Dataset entries:
# # #
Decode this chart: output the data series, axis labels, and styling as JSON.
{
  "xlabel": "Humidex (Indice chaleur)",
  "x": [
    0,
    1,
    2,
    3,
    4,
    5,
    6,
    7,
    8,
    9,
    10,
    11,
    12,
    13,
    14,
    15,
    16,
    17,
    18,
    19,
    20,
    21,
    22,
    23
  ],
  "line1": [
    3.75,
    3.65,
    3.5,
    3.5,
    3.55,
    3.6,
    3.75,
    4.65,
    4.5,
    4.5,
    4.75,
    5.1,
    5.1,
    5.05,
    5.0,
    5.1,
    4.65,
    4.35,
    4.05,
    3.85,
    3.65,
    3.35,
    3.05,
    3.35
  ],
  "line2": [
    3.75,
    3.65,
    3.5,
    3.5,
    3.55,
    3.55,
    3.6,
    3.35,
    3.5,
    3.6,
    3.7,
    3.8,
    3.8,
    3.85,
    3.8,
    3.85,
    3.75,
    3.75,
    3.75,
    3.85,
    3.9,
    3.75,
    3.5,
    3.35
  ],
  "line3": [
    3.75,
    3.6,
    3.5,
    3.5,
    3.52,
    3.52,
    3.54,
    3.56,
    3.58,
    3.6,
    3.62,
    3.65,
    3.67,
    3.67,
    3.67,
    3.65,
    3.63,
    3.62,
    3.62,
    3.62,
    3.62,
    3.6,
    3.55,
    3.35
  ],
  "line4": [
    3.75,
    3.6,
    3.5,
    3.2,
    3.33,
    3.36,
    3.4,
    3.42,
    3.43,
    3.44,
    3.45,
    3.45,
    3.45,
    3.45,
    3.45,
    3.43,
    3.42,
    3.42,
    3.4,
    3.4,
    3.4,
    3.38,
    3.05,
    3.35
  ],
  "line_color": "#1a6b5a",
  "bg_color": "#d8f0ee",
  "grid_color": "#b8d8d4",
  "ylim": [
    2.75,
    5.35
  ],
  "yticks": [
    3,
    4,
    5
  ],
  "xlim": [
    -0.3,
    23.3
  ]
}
# # #
• [Exercise goal] Each record above should be repeated exactly as it appears.

• [Solved exercise]
Decode this chart: output the data series, axis labels, and styling as JSON.
{
  "xlabel": "Humidex (Indice chaleur)",
  "x": [
    0,
    1,
    2,
    3,
    4,
    5,
    6,
    7,
    8,
    9,
    10,
    11,
    12,
    13,
    14,
    15,
    16,
    17,
    18,
    19,
    20,
    21,
    22,
    23
  ],
  "line1": [
    3.75,
    3.65,
    3.5,
    3.5,
    3.55,
    3.6,
    3.75,
    4.65,
    4.5,
    4.5,
    4.75,
    5.1,
    5.1,
    5.05,
    5.0,
    5.1,
    4.65,
    4.35,
    4.05,
    3.85,
    3.65,
    3.35,
    3.05,
    3.35
  ],
  "line2": [
    3.75,
    3.65,
    3.5,
    3.5,
    3.55,
    3.55,
    3.6,
    3.35,
    3.5,
    3.6,
    3.7,
    3.8,
    3.8,
    3.85,
    3.8,
    3.85,
    3.75,
    3.75,
    3.75,
    3.85,
    3.9,
    3.75,
    3.5,
    3.35
  ],
  "line3": [
    3.75,
    3.6,
    3.5,
    3.5,
    3.52,
    3.52,
    3.54,
    3.56,
    3.58,
    3.6,
    3.62,
    3.65,
    3.67,
    3.67,
    3.67,
    3.65,
    3.63,
    3.62,
    3.62,
    3.62,
    3.62,
    3.6,
    3.55,
    3.35
  ],
  "line4": [
    3.75,
    3.6,
    3.5,
    3.2,
    3.33,
    3.36,
    3.4,
    3.42,
    3.43,
    3.44,
    3.45,
    3.45,
    3.45,
    3.45,
    3.45,
    3.43,
    3.42,
    3.42,
    3.4,
    3.4,
    3.4,
    3.38,
    3.05,
    3.35
  ],
  "line_color": "#1a6b5a",
  "bg_color": "#d8f0ee",
  "grid_color": "#b8d8d4",
  "ylim": [
    2.75,
    5.35
  ],
  "yticks": [
    3,
    4,
    5
  ],
  "xlim": [
    -0.3,
    23.3
  ]
}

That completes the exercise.